Dataset records —
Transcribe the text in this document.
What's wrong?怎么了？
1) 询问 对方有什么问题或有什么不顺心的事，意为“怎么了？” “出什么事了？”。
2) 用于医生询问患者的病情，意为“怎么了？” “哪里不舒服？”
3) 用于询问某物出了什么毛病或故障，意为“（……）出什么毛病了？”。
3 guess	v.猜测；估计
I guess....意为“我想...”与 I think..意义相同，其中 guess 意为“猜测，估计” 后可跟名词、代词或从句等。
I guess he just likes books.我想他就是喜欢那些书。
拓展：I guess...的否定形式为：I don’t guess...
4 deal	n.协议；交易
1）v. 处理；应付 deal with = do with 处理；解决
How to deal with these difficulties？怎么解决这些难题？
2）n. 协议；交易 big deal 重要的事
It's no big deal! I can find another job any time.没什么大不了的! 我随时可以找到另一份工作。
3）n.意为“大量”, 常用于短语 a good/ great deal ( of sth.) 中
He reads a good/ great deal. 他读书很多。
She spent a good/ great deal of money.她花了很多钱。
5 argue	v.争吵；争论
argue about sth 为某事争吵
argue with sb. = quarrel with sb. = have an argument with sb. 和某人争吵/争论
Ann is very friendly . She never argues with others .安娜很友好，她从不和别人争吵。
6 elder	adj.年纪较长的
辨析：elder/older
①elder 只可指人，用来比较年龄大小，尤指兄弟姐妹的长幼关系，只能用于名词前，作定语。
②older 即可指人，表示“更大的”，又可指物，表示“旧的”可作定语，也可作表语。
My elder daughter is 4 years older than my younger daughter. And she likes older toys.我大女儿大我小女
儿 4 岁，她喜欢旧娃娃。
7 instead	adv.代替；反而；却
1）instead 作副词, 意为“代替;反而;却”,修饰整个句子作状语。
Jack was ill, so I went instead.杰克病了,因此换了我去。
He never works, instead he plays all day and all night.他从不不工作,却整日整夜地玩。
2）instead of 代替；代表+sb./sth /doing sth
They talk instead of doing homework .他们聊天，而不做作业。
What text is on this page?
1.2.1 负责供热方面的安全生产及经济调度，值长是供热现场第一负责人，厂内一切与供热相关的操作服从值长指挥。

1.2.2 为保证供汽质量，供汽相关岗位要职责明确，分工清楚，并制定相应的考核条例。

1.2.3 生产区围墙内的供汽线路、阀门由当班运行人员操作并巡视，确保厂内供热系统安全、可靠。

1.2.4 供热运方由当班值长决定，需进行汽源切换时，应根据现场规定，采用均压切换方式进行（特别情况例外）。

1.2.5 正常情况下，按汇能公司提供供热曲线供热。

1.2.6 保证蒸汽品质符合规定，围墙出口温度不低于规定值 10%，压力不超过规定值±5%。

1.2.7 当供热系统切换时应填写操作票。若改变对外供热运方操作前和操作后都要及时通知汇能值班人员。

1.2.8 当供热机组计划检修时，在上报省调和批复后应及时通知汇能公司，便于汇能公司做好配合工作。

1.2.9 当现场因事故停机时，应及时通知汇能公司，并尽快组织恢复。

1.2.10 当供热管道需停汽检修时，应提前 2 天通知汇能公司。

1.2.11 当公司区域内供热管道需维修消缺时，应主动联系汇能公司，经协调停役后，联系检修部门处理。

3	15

Exercise directions — From the line containing "What text is on this page?" through the final line of the listing above, retype every line exactly; leave out everything else.

Output of the task —
What text is on this page?
1.2.1 负责供热方面的安全生产及经济调度，值长是供热现场第一负责人，厂内一切与供热相关的操作服从值长指挥。

1.2.2 为保证供汽质量，供汽相关岗位要职责明确，分工清楚，并制定相应的考核条例。

1.2.3 生产区围墙内的供汽线路、阀门由当班运行人员操作并巡视，确保厂内供热系统安全、可靠。

1.2.4 供热运方由当班值长决定，需进行汽源切换时，应根据现场规定，采用均压切换方式进行（特别情况例外）。

1.2.5 正常情况下，按汇能公司提供供热曲线供热。

1.2.6 保证蒸汽品质符合规定，围墙出口温度不低于规定值 10%，压力不超过规定值±5%。

1.2.7 当供热系统切换时应填写操作票。若改变对外供热运方操作前和操作后都要及时通知汇能值班人员。

1.2.8 当供热机组计划检修时，在上报省调和批复后应及时通知汇能公司，便于汇能公司做好配合工作。

1.2.9 当现场因事故停机时，应及时通知汇能公司，并尽快组织恢复。

1.2.10 当供热管道需停汽检修时，应提前 2 天通知汇能公司。

1.2.11 当公司区域内供热管道需维修消缺时，应主动联系汇能公司，经协调停役后，联系检修部门处理。

3	15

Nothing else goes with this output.